Exercise prompt: Report how many lines hold the word "checked"; answer with the number alone.

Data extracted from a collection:
────────

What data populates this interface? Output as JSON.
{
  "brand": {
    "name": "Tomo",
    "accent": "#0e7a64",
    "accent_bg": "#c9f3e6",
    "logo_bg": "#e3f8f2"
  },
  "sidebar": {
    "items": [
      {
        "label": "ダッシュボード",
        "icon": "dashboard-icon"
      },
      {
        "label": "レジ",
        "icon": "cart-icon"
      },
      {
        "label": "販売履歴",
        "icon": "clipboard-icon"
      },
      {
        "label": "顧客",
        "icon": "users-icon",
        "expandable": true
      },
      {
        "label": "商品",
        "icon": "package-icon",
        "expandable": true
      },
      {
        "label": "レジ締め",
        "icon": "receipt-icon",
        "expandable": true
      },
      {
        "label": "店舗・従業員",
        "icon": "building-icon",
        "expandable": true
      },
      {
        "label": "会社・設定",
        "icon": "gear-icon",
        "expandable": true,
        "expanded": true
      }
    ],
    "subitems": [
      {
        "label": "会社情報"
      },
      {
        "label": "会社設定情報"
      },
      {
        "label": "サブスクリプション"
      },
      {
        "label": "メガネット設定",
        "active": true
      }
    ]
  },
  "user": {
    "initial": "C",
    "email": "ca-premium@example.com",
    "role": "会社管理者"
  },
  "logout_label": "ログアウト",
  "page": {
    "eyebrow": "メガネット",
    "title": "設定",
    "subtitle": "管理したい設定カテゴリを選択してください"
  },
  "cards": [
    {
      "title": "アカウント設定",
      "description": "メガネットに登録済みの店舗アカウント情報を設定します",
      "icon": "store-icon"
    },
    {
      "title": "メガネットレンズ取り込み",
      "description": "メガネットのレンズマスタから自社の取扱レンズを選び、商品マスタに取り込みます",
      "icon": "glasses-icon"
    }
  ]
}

────────

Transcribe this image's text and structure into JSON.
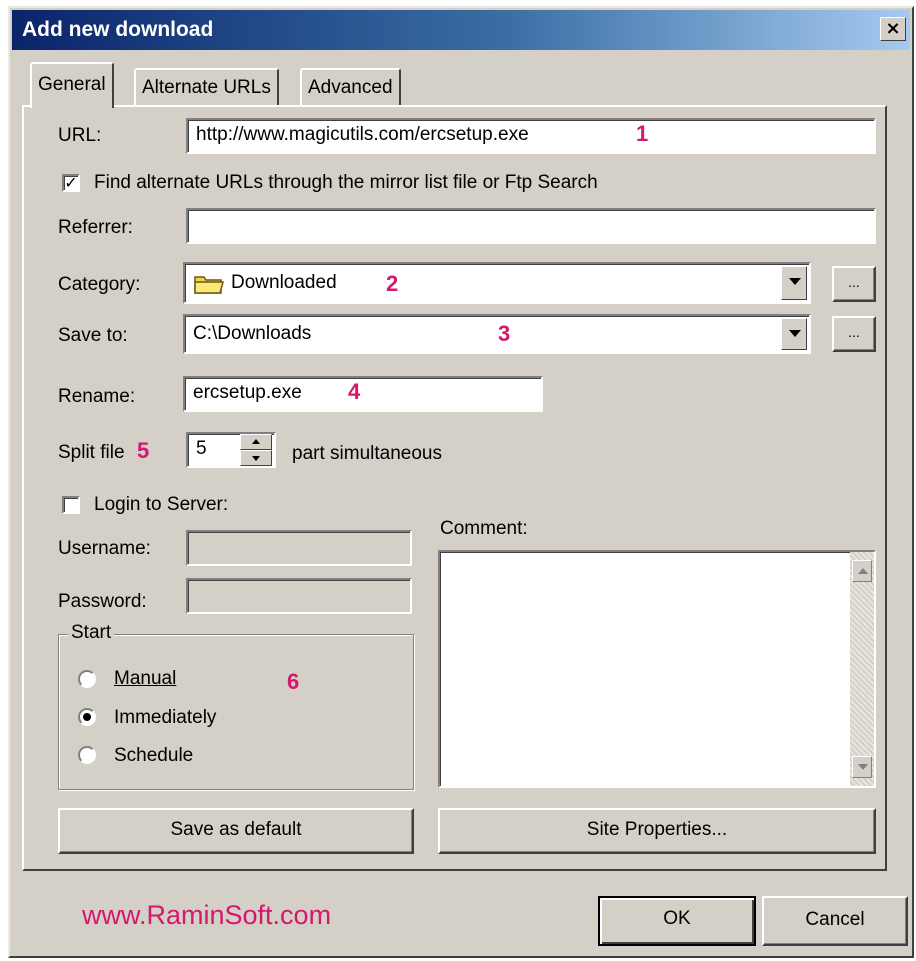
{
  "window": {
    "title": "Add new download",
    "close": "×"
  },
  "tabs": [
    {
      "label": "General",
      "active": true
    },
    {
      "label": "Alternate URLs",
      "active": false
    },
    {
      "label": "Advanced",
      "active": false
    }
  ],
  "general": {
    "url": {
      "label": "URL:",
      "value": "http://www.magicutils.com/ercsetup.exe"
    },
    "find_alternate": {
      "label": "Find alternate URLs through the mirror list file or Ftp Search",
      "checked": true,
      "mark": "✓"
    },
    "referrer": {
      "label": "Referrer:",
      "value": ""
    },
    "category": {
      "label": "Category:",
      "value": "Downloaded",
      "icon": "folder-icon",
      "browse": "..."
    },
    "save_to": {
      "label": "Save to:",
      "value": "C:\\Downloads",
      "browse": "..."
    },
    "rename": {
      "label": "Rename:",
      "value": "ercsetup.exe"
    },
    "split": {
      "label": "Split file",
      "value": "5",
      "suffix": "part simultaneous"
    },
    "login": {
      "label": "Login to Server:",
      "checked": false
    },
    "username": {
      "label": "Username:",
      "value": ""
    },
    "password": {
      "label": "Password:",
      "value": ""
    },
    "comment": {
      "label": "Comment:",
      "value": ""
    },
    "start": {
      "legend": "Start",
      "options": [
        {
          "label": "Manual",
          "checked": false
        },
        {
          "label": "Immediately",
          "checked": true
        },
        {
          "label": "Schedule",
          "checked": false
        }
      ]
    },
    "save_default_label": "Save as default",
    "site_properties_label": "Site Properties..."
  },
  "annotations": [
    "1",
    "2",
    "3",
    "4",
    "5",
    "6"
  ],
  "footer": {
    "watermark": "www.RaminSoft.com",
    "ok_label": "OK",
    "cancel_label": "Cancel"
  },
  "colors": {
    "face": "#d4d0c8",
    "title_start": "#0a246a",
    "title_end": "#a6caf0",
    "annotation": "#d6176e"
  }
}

────────

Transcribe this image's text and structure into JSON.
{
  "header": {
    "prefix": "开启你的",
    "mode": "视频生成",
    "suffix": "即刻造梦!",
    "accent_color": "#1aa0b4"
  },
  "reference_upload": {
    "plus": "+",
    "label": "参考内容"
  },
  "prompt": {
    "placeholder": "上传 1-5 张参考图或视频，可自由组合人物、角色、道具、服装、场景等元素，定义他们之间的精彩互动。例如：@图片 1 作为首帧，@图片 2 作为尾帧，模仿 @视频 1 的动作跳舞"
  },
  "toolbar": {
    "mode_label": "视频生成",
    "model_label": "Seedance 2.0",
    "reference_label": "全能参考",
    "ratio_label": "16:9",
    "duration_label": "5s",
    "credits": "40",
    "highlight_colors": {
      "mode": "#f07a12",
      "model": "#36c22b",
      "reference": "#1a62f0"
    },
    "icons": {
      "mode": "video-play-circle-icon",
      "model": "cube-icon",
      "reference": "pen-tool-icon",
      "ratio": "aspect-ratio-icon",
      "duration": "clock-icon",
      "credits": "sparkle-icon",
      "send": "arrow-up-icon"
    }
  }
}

────────

Final result: 5